• [Rows from a dataset]
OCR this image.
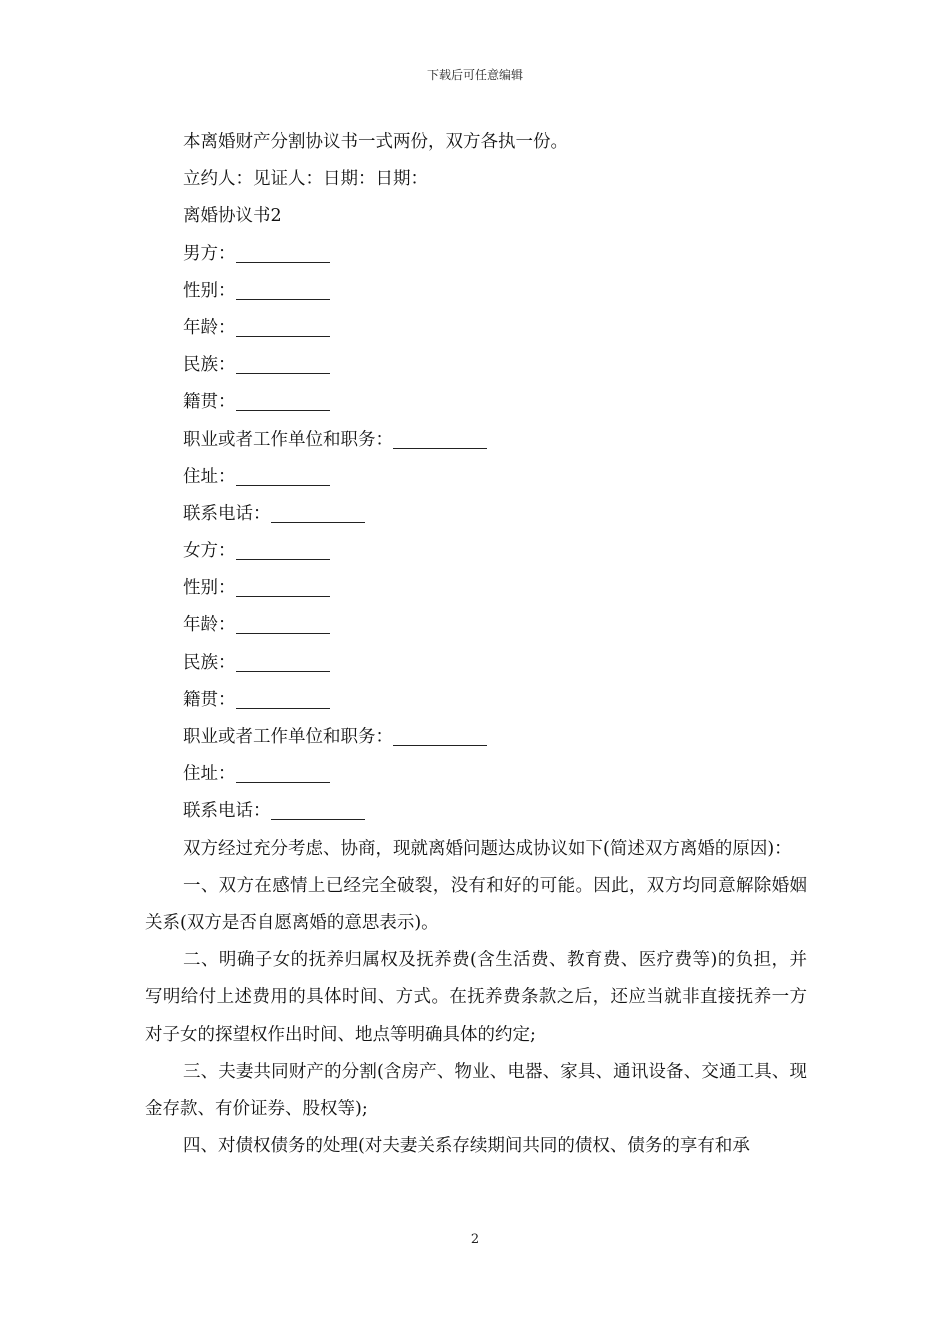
下载后可任意编辑
本离婚财产分割协议书一式两份，双方各执一份。
立约人：见证人：日期：日期：
离婚协议书2
男方：
性别：
年龄：
民族：
籍贯：
职业或者工作单位和职务：
住址：
联系电话：
女方：
性别：
年龄：
民族：
籍贯：
职业或者工作单位和职务：
住址：
联系电话：

双方经过充分考虑、协商，现就离婚问题达成协议如下(简述双方离婚的原因)：

一、双方在感情上已经完全破裂，没有和好的可能。因此，双方均同意解除婚姻关系(双方是否自愿离婚的意思表示)。

二、明确子女的抚养归属权及抚养费(含生活费、教育费、医疗费等)的负担，并写明给付上述费用的具体时间、方式。在抚养费条款之后，还应当就非直接抚养一方对子女的探望权作出时间、地点等明确具体的约定;

三、夫妻共同财产的分割(含房产、物业、电器、家具、通讯设备、交通工具、现金存款、有价证券、股权等);

四、对债权债务的处理(对夫妻关系存续期间共同的债权、债务的享有和承

2
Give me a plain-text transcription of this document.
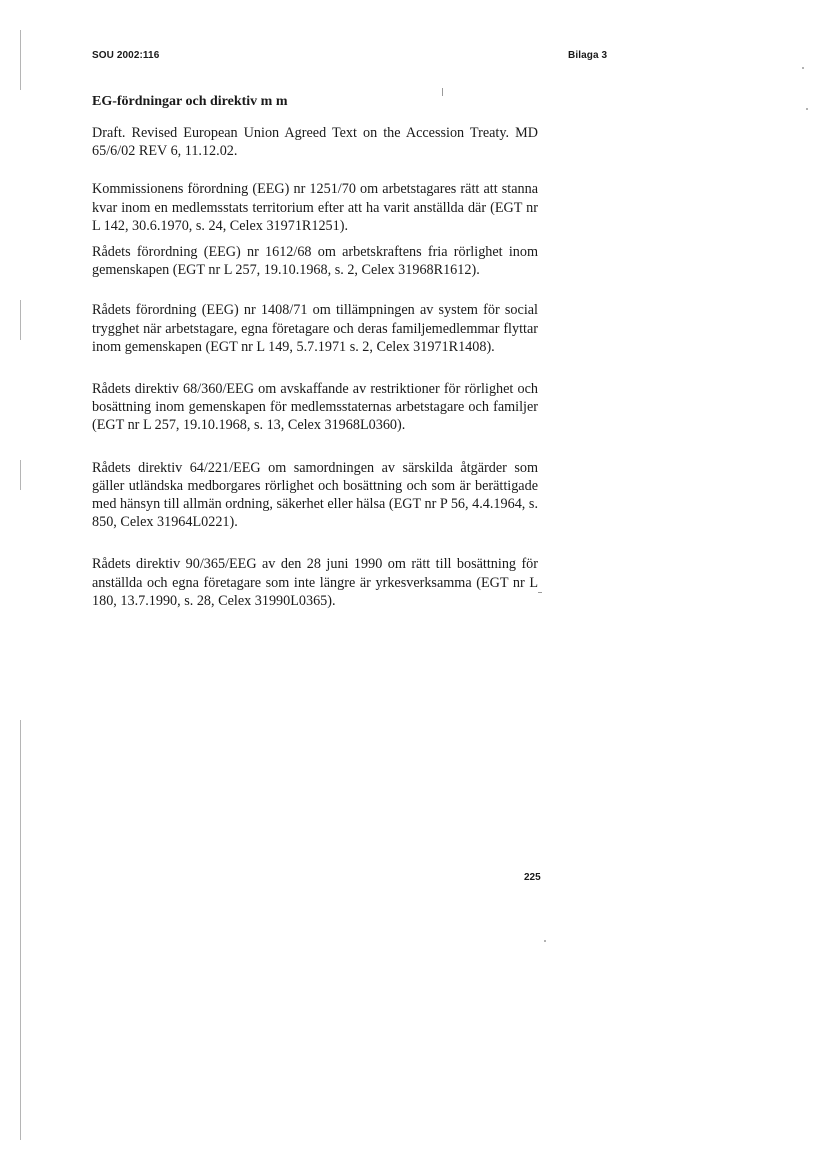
SOU 2002:116	Bilaga 3
EG-fördningar och direktiv m m

Draft. Revised European Union Agreed Text on the Accession Treaty. MD 65/6/02 REV 6, 11.12.02.

Kommissionens förordning (EEG) nr 1251/70 om arbetstagares rätt att stanna kvar inom en medlemsstats territorium efter att ha varit anställda där (EGT nr L 142, 30.6.1970, s. 24, Celex 31971R1251).

Rådets förordning (EEG) nr 1612/68 om arbetskraftens fria rörlighet inom gemenskapen (EGT nr L 257, 19.10.1968, s. 2, Celex 31968R1612).

Rådets förordning (EEG) nr 1408/71 om tillämpningen av system för social trygghet när arbetstagare, egna företagare och deras familjemedlemmar flyttar inom gemenskapen (EGT nr L 149, 5.7.1971 s. 2, Celex 31971R1408).

Rådets direktiv 68/360/EEG om avskaffande av restriktioner för rörlighet och bosättning inom gemenskapen för medlemsstaternas arbetstagare och familjer (EGT nr L 257, 19.10.1968, s. 13, Celex 31968L0360).

Rådets direktiv 64/221/EEG om samordningen av särskilda åtgärder som gäller utländska medborgares rörlighet och bosättning och som är berättigade med hänsyn till allmän ordning, säkerhet eller hälsa (EGT nr P 56, 4.4.1964, s. 850, Celex 31964L0221).

Rådets direktiv 90/365/EEG av den 28 juni 1990 om rätt till bosättning för anställda och egna företagare som inte längre är yrkesverksamma (EGT nr L 180, 13.7.1990, s. 28, Celex 31990L0365).

225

• [CHALLENGE]
Copy out all the entries exactly. Images stay out of the copy.

• [RESULT OF THIS TASK]
OCR this image.
下载后可任意编辑
本离婚财产分割协议书一式两份，双方各执一份。
立约人：见证人：日期：日期：
离婚协议书2
男方：
性别：
年龄：
民族：
籍贯：
职业或者工作单位和职务：
住址：
联系电话：
女方：
性别：
年龄：
民族：
籍贯：
职业或者工作单位和职务：
住址：
联系电话：

双方经过充分考虑、协商，现就离婚问题达成协议如下(简述双方离婚的原因)：

一、双方在感情上已经完全破裂，没有和好的可能。因此，双方均同意解除婚姻关系(双方是否自愿离婚的意思表示)。

二、明确子女的抚养归属权及抚养费(含生活费、教育费、医疗费等)的负担，并写明给付上述费用的具体时间、方式。在抚养费条款之后，还应当就非直接抚养一方对子女的探望权作出时间、地点等明确具体的约定;

三、夫妻共同财产的分割(含房产、物业、电器、家具、通讯设备、交通工具、现金存款、有价证券、股权等);

四、对债权债务的处理(对夫妻关系存续期间共同的债权、债务的享有和承

2
Give me a plain-text transcription of this document.
SOU 2002:116	Bilaga 3
EG-fördningar och direktiv m m

Draft. Revised European Union Agreed Text on the Accession Treaty. MD 65/6/02 REV 6, 11.12.02.

Kommissionens förordning (EEG) nr 1251/70 om arbetstagares rätt att stanna kvar inom en medlemsstats territorium efter att ha varit anställda där (EGT nr L 142, 30.6.1970, s. 24, Celex 31971R1251).

Rådets förordning (EEG) nr 1612/68 om arbetskraftens fria rörlighet inom gemenskapen (EGT nr L 257, 19.10.1968, s. 2, Celex 31968R1612).

Rådets förordning (EEG) nr 1408/71 om tillämpningen av system för social trygghet när arbetstagare, egna företagare och deras familjemedlemmar flyttar inom gemenskapen (EGT nr L 149, 5.7.1971 s. 2, Celex 31971R1408).

Rådets direktiv 68/360/EEG om avskaffande av restriktioner för rörlighet och bosättning inom gemenskapen för medlemsstaternas arbetstagare och familjer (EGT nr L 257, 19.10.1968, s. 13, Celex 31968L0360).

Rådets direktiv 64/221/EEG om samordningen av särskilda åtgärder som gäller utländska medborgares rörlighet och bosättning och som är berättigade med hänsyn till allmän ordning, säkerhet eller hälsa (EGT nr P 56, 4.4.1964, s. 850, Celex 31964L0221).

Rådets direktiv 90/365/EEG av den 28 juni 1990 om rätt till bosättning för anställda och egna företagare som inte längre är yrkesverksamma (EGT nr L 180, 13.7.1990, s. 28, Celex 31990L0365).

225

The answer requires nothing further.